Task goal:
Reproduce each line exactly, including spacing and punctuation.

Data entries:
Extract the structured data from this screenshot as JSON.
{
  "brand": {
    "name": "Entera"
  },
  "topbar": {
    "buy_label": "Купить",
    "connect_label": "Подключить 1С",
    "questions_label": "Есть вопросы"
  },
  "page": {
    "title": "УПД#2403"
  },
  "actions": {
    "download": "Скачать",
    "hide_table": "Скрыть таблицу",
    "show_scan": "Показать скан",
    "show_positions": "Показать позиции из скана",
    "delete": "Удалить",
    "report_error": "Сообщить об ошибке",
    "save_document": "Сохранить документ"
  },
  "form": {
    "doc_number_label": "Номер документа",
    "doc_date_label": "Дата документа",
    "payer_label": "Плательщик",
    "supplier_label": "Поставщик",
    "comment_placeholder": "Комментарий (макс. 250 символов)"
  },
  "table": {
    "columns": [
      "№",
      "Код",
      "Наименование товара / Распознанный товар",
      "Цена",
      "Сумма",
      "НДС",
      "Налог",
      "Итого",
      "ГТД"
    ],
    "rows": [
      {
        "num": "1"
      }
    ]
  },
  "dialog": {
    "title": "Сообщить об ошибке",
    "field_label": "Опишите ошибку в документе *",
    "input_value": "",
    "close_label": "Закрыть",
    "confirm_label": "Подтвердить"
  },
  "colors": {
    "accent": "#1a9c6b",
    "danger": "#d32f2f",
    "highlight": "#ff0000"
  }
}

Result below:
Extract the structured data from this screenshot as JSON.
{
  "brand": {
    "name": "Entera"
  },
  "topbar": {
    "buy_label": "Купить",
    "connect_label": "Подключить 1С",
    "questions_label": "Есть вопросы"
  },
  "page": {
    "title": "УПД#2403"
  },
  "actions": {
    "download": "Скачать",
    "hide_table": "Скрыть таблицу",
    "show_scan": "Показать скан",
    "show_positions": "Показать позиции из скана",
    "delete": "Удалить",
    "report_error": "Сообщить об ошибке",
    "save_document": "Сохранить документ"
  },
  "form": {
    "doc_number_label": "Номер документа",
    "doc_date_label": "Дата документа",
    "payer_label": "Плательщик",
    "supplier_label": "Поставщик",
    "comment_placeholder": "Комментарий (макс. 250 символов)"
  },
  "table": {
    "columns": [
      "№",
      "Код",
      "Наименование товара / Распознанный товар",
      "Цена",
      "Сумма",
      "НДС",
      "Налог",
      "Итого",
      "ГТД"
    ],
    "rows": [
      {
        "num": "1"
      }
    ]
  },
  "dialog": {
    "title": "Сообщить об ошибке",
    "field_label": "Опишите ошибку в документе *",
    "input_value": "",
    "close_label": "Закрыть",
    "confirm_label": "Подтвердить"
  },
  "colors": {
    "accent": "#1a9c6b",
    "danger": "#d32f2f",
    "highlight": "#ff0000"
  }
}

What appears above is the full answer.